> RECORDS SUPPLIED
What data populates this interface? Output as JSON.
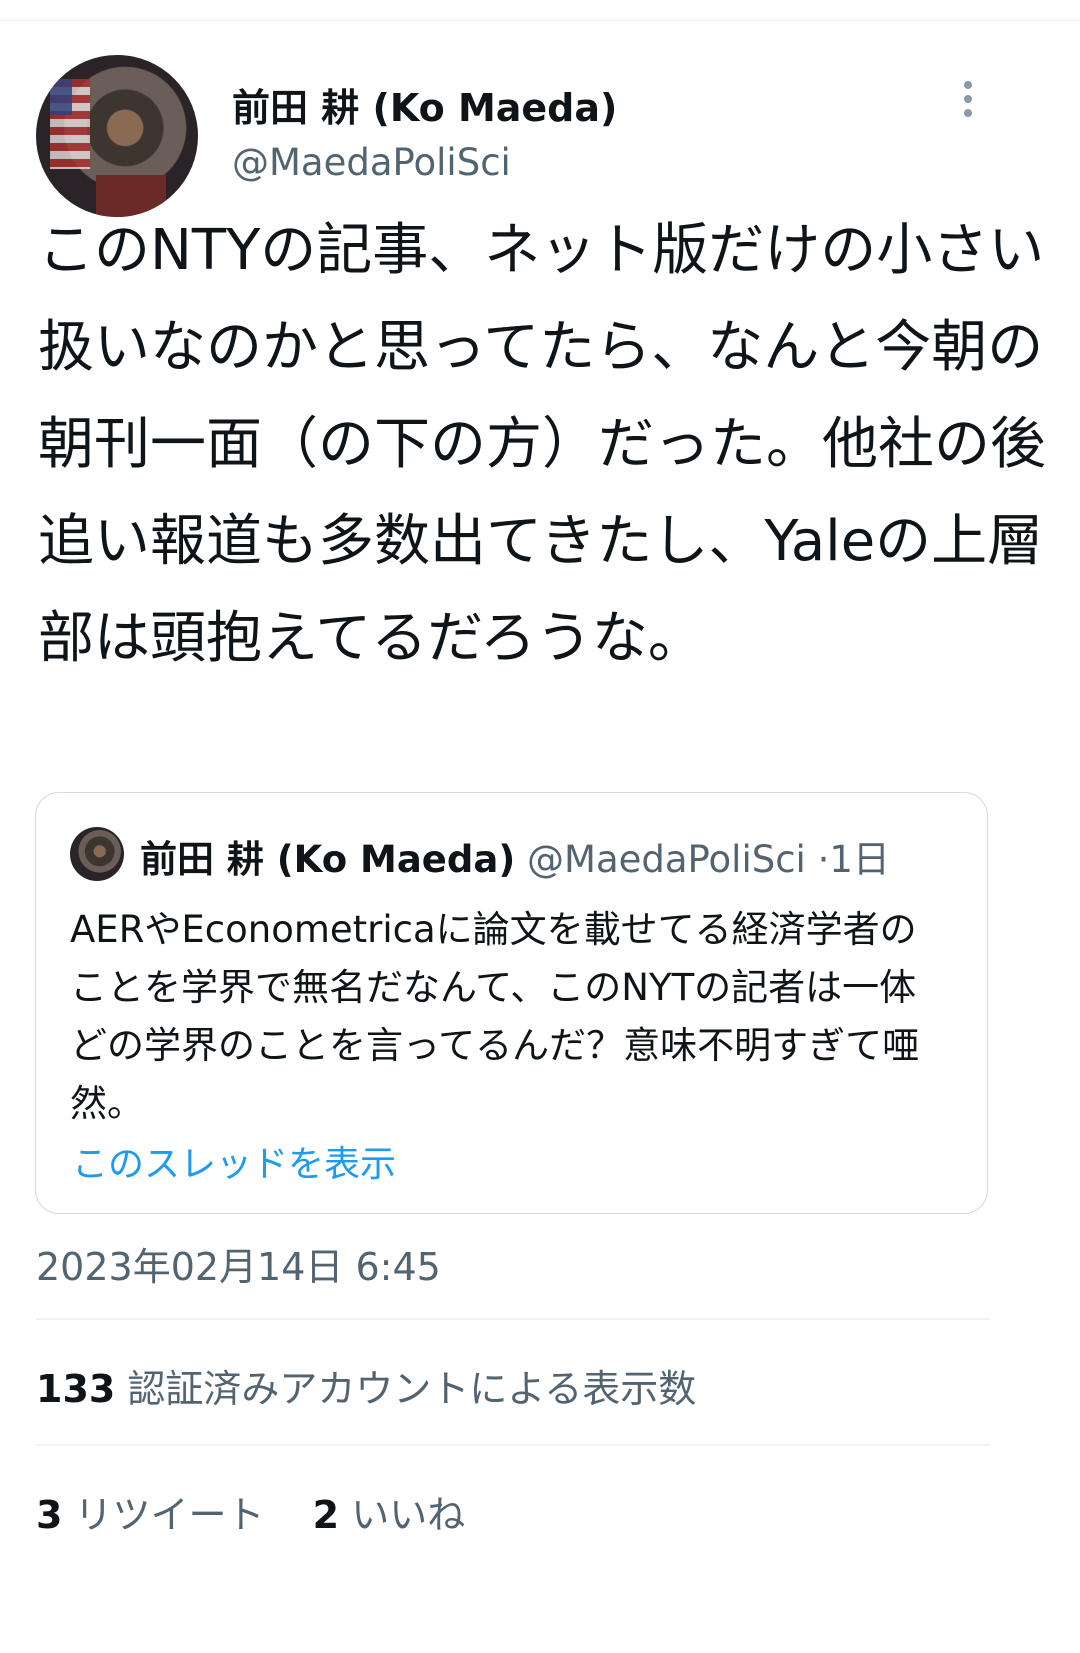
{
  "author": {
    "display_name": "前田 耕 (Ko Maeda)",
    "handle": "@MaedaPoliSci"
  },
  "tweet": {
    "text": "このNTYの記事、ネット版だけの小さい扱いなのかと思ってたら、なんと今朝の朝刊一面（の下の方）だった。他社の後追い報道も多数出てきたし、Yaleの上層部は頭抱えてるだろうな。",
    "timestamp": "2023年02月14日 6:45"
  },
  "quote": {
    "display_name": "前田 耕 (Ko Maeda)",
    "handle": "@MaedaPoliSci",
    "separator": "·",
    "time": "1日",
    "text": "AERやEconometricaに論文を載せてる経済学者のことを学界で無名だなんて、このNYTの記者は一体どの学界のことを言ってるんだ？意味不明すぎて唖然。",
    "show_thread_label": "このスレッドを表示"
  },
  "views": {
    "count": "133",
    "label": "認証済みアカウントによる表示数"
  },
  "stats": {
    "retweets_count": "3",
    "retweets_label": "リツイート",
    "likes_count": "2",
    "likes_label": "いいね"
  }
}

> EXERCISE GOAL
Pick out and copy every line that contains the word "handle".

> TASK ANSWER
    "handle": "@MaedaPoliSci"
    "handle": "@MaedaPoliSci",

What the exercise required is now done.